■ **DIRECTION**
Copy everything in the listing below word for word, apart from any images.

━━━ PROVIDED INFORMATION

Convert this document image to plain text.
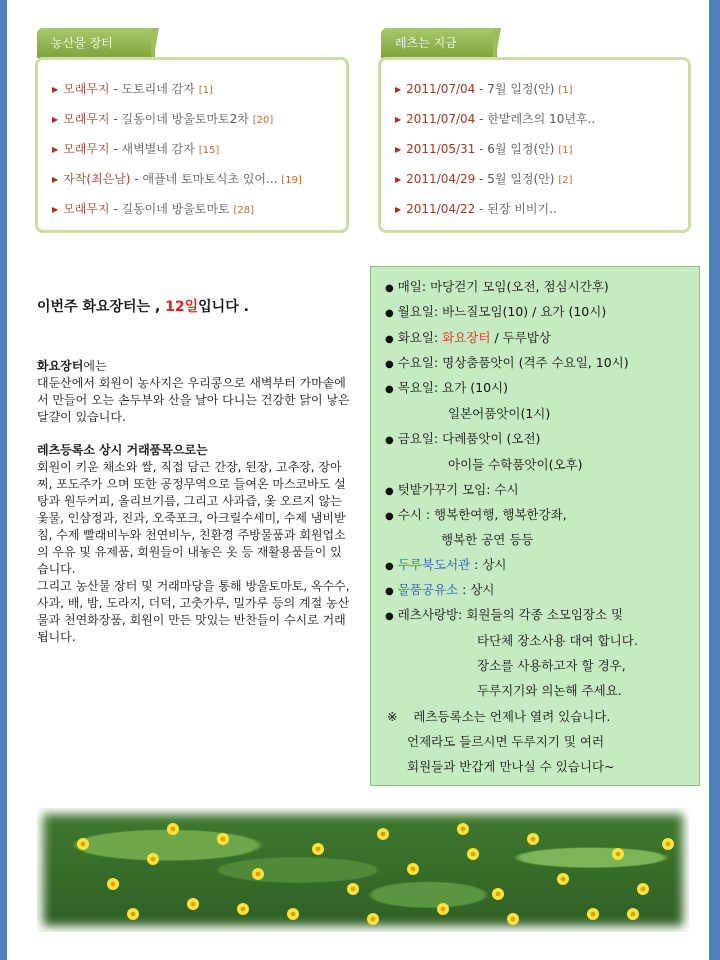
농산물 장터
▶ 모래무지 - 도토리네 감자 [1]
▶ 모래무지 - 길동이네 방울토마토2차 [20]
▶ 모래무지 - 새벽별네 감자 [15]
▶ 자작(최은남) - 애플네 토마토식초 있어... [19]
▶ 모래무지 - 길동이네 방울토마토 [28]
레츠는 지금
▶ 2011/07/04 - 7월 일정(안) [1]
▶ 2011/07/04 - 한밭레츠의 10년후..
▶ 2011/05/31 - 6월 일정(안) [1]
▶ 2011/04/29 - 5월 일정(안) [2]
▶ 2011/04/22 - 된장 비비기..
이번주 화요장터는 , 12일입니다 .

화요장터에는
대둔산에서 회원이 농사지은 우리콩으로 새벽부터 가마솥에서 만들어 오는 손두부와 산을 날아 다니는 건강한 닭이 낳은 달걀이 있습니다.

레츠등록소 상시 거래품목으로는
회원이 키운 채소와 쌀, 직접 담근 간장, 된장, 고추장, 장아찌, 포도주가 으며 또한 공정무역으로 들여온 마스코바도 설탕과 원두커피, 올리브기름, 그리고 사과즙, 옻 오르지 않는 옻물, 인삼정과, 진과, 오죽포크, 아크릴수세미, 수제 냄비받침, 수제 빨래비누와 천연비누, 친환경 주방물품과 회원업소의 우유 및 유제품, 회원들이 내놓은 옷 등 재활용품들이 있습니다.
그리고 농산물 장터 및 거래마당을 통해 방울토마토, 옥수수, 사과, 배, 밤, 도라지, 더덕, 고춧가루, 밀가루 등의 계절 농산물과 천연화장품, 회원이 만든 맛있는 반찬들이 수시로 거래됩니다.

● 매일: 마당걷기 모임(오전, 점심시간후)
● 월요일: 바느질모임(10) / 요가 (10시)
● 화요일: 화요장터 / 두루밥상
● 수요일: 명상춤품앗이 (격주 수요일, 10시)
● 목요일: 요가 (10시)
일본어품앗이(1시)
● 금요일: 다례품앗이 (오전)
아이들 수학품앗이(오후)
● 텃밭가꾸기 모임: 수시
● 수시 : 행복한여행, 행복한강좌,
행복한 공연 등등
● 두루북도서관 : 상시
● 물품공유소 : 상시
● 레츠사랑방: 회원들의 각종 소모임장소 및
타단체 장소사용 대여 합니다.
장소를 사용하고자 할 경우,
두루지기와 의논해 주세요.
※ 레츠등록소는 언제나 열려 있습니다.
언제라도 들르시면 두루지기 및 여러
회원들과 반갑게 만나실 수 있습니다~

━━━━━━

■ **CORRECT ANSWER**
Convert this document image to plain text.
농산물 장터
▶ 모래무지 - 도토리네 감자 [1]
▶ 모래무지 - 길동이네 방울토마토2차 [20]
▶ 모래무지 - 새벽별네 감자 [15]
▶ 자작(최은남) - 애플네 토마토식초 있어... [19]
▶ 모래무지 - 길동이네 방울토마토 [28]
레츠는 지금
▶ 2011/07/04 - 7월 일정(안) [1]
▶ 2011/07/04 - 한밭레츠의 10년후..
▶ 2011/05/31 - 6월 일정(안) [1]
▶ 2011/04/29 - 5월 일정(안) [2]
▶ 2011/04/22 - 된장 비비기..
이번주 화요장터는 , 12일입니다 .

화요장터에는
대둔산에서 회원이 농사지은 우리콩으로 새벽부터 가마솥에서 만들어 오는 손두부와 산을 날아 다니는 건강한 닭이 낳은 달걀이 있습니다.

레츠등록소 상시 거래품목으로는
회원이 키운 채소와 쌀, 직접 담근 간장, 된장, 고추장, 장아찌, 포도주가 으며 또한 공정무역으로 들여온 마스코바도 설탕과 원두커피, 올리브기름, 그리고 사과즙, 옻 오르지 않는 옻물, 인삼정과, 진과, 오죽포크, 아크릴수세미, 수제 냄비받침, 수제 빨래비누와 천연비누, 친환경 주방물품과 회원업소의 우유 및 유제품, 회원들이 내놓은 옷 등 재활용품들이 있습니다.
그리고 농산물 장터 및 거래마당을 통해 방울토마토, 옥수수, 사과, 배, 밤, 도라지, 더덕, 고춧가루, 밀가루 등의 계절 농산물과 천연화장품, 회원이 만든 맛있는 반찬들이 수시로 거래됩니다.

● 매일: 마당걷기 모임(오전, 점심시간후)
● 월요일: 바느질모임(10) / 요가 (10시)
● 화요일: 화요장터 / 두루밥상
● 수요일: 명상춤품앗이 (격주 수요일, 10시)
● 목요일: 요가 (10시)
일본어품앗이(1시)
● 금요일: 다례품앗이 (오전)
아이들 수학품앗이(오후)
● 텃밭가꾸기 모임: 수시
● 수시 : 행복한여행, 행복한강좌,
행복한 공연 등등
● 두루북도서관 : 상시
● 물품공유소 : 상시
● 레츠사랑방: 회원들의 각종 소모임장소 및
타단체 장소사용 대여 합니다.
장소를 사용하고자 할 경우,
두루지기와 의논해 주세요.
※ 레츠등록소는 언제나 열려 있습니다.
언제라도 들르시면 두루지기 및 여러
회원들과 반갑게 만나실 수 있습니다~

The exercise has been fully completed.